● Provided records
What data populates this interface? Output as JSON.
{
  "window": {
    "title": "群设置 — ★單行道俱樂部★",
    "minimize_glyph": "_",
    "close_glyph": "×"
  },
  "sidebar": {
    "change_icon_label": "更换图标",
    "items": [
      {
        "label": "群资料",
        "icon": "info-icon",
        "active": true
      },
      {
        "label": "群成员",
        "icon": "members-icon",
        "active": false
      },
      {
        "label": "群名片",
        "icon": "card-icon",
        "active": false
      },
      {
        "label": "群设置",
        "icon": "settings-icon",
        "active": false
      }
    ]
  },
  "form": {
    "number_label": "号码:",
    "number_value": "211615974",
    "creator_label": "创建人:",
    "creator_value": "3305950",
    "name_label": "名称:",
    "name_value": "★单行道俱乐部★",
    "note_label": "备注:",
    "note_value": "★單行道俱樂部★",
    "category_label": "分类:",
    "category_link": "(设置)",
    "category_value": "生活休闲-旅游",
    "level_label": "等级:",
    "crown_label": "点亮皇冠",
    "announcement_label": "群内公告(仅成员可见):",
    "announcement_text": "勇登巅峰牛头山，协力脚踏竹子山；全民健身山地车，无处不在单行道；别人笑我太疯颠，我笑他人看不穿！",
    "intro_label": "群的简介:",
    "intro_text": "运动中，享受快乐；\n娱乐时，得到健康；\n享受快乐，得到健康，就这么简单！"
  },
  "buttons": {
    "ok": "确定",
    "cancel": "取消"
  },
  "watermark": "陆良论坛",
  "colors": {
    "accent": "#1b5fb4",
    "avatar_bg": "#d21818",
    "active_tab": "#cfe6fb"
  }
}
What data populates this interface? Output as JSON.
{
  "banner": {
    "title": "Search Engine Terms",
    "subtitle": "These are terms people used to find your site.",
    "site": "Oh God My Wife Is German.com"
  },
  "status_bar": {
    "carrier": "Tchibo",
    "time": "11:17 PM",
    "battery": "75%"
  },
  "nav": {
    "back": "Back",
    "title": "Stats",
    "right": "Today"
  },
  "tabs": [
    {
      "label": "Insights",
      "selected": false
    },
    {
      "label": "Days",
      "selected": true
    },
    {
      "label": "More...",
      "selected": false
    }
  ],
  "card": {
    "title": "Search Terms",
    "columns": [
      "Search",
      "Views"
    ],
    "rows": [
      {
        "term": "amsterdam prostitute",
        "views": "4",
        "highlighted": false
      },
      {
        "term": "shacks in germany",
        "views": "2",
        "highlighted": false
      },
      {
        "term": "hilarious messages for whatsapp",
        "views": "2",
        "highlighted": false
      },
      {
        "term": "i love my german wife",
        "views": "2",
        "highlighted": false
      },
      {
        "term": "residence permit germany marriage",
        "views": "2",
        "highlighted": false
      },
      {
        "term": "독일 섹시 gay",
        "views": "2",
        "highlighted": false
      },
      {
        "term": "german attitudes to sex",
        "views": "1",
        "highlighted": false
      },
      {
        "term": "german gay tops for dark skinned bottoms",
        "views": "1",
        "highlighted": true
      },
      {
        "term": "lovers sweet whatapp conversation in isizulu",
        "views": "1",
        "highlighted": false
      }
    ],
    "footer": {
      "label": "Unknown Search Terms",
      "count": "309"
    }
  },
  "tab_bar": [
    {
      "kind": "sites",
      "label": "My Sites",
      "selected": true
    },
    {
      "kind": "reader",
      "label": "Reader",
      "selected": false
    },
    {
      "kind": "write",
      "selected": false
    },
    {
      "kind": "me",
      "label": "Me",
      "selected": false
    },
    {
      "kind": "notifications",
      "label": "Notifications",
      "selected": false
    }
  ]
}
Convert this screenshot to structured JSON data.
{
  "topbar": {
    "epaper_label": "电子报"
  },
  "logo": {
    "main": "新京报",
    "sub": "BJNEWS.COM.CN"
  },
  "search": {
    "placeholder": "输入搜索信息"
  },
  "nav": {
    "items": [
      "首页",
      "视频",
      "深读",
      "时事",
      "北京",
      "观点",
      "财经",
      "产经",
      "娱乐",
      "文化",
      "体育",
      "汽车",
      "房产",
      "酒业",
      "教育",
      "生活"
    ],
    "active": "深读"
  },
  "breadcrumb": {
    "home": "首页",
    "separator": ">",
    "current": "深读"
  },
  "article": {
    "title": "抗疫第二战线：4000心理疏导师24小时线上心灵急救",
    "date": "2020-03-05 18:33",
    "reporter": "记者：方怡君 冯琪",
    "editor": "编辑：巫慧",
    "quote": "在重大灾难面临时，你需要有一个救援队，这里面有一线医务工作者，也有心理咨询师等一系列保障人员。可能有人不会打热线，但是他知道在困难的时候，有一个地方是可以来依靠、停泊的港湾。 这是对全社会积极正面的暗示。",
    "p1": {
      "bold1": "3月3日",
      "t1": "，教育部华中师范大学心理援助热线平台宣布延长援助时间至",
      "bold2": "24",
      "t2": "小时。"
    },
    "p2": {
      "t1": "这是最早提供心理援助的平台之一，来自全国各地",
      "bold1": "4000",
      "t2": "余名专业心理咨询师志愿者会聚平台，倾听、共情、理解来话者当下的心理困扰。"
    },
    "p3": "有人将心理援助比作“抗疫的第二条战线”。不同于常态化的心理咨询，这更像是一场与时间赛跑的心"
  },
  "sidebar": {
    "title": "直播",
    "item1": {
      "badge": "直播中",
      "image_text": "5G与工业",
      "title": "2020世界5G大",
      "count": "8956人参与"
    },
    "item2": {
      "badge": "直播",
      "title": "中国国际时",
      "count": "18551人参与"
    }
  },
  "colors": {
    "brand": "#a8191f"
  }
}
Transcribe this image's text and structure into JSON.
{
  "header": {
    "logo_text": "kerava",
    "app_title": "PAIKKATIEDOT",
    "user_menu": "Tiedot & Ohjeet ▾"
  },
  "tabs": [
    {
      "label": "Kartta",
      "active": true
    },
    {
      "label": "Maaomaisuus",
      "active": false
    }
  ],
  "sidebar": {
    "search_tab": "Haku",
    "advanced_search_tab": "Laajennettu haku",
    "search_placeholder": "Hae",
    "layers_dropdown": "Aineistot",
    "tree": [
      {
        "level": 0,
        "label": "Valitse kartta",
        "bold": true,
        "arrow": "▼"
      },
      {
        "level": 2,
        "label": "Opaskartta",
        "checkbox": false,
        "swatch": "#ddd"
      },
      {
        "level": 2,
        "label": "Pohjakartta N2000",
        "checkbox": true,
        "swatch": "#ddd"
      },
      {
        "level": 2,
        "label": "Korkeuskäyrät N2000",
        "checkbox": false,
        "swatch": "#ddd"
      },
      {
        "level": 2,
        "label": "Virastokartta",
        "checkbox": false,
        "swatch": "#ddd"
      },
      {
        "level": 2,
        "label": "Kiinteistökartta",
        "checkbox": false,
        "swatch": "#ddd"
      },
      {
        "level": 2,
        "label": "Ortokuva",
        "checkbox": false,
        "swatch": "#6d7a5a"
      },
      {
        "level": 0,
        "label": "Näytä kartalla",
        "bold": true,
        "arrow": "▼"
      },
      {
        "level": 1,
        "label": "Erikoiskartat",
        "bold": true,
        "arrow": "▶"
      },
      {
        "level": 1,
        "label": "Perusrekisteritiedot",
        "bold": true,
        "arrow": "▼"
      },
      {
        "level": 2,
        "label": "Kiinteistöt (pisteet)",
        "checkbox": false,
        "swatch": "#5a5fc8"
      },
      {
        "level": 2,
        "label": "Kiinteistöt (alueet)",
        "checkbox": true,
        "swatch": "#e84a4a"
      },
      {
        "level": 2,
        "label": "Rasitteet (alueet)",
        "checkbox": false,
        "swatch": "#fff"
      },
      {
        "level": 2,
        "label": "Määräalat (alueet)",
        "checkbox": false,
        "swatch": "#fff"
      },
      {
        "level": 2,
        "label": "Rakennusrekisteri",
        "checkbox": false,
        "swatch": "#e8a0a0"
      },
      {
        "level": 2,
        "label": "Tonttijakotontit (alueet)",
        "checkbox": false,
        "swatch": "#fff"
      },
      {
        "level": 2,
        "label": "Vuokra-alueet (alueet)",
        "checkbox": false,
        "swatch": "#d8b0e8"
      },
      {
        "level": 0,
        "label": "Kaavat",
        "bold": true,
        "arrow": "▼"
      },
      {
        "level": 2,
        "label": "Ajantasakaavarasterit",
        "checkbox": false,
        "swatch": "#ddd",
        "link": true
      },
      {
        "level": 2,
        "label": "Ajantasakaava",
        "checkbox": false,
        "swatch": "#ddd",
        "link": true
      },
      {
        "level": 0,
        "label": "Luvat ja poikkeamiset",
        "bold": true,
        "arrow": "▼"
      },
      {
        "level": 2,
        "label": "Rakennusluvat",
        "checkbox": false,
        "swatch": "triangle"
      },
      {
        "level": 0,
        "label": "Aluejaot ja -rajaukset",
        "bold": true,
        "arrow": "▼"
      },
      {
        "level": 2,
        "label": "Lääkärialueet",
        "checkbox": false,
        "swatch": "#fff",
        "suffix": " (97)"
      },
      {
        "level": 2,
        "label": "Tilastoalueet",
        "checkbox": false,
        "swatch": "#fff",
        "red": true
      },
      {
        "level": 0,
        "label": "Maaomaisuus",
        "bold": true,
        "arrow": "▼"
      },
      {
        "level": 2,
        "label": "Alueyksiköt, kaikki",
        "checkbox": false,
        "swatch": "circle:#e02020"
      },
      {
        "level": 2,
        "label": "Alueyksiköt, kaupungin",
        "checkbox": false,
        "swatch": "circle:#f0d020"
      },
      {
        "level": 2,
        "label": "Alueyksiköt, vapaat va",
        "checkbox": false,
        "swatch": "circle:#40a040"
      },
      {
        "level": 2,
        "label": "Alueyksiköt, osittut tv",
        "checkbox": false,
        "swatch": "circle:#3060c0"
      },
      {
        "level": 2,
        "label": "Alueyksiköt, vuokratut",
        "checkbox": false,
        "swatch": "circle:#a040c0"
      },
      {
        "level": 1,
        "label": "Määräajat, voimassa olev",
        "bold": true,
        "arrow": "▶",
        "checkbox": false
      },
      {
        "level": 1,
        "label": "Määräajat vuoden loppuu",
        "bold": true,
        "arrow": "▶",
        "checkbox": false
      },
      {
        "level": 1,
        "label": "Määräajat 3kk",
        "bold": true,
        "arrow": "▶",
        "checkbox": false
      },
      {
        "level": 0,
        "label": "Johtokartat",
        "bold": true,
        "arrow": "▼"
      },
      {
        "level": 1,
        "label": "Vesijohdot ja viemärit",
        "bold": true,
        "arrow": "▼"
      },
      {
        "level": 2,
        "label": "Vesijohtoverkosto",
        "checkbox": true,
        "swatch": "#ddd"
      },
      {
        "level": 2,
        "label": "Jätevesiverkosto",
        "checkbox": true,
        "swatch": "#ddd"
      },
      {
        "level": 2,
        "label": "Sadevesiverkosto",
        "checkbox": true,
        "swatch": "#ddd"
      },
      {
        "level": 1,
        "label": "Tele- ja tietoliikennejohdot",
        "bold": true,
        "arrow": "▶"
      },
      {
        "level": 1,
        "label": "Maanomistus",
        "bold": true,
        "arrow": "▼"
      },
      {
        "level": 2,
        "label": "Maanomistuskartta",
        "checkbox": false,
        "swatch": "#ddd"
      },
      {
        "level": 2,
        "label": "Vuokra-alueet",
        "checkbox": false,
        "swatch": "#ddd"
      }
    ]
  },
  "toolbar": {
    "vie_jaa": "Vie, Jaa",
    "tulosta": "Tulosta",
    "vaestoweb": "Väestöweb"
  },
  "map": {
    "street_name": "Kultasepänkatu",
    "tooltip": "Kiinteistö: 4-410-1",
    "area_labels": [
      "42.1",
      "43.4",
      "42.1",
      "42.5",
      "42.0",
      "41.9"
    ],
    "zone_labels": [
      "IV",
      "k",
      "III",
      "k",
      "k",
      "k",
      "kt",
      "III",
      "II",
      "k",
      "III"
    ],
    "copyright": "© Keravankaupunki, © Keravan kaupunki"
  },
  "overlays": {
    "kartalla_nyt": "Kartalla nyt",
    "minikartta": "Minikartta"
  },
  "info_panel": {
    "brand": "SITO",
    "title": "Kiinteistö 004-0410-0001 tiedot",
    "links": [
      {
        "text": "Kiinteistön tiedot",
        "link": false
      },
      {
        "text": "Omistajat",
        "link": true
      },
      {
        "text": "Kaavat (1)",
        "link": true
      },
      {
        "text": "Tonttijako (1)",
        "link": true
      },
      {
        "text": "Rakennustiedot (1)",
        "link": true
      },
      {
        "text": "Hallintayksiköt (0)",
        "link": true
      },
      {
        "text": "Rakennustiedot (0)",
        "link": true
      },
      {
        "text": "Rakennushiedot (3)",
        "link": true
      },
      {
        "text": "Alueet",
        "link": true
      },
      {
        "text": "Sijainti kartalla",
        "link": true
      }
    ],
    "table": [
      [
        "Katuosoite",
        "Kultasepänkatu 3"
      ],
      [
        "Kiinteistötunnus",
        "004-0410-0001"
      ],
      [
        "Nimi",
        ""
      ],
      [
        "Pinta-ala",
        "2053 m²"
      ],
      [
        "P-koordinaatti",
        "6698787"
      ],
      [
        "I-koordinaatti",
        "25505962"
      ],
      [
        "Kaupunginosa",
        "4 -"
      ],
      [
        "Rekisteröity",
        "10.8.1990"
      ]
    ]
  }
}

● Exercise details
Which lines contain the word "JSON"? Copy each of them.

● Expected answer
What data populates this interface? Output as JSON.
What data populates this interface? Output as JSON.
Convert this screenshot to structured JSON data.
Transcribe this image's text and structure into JSON.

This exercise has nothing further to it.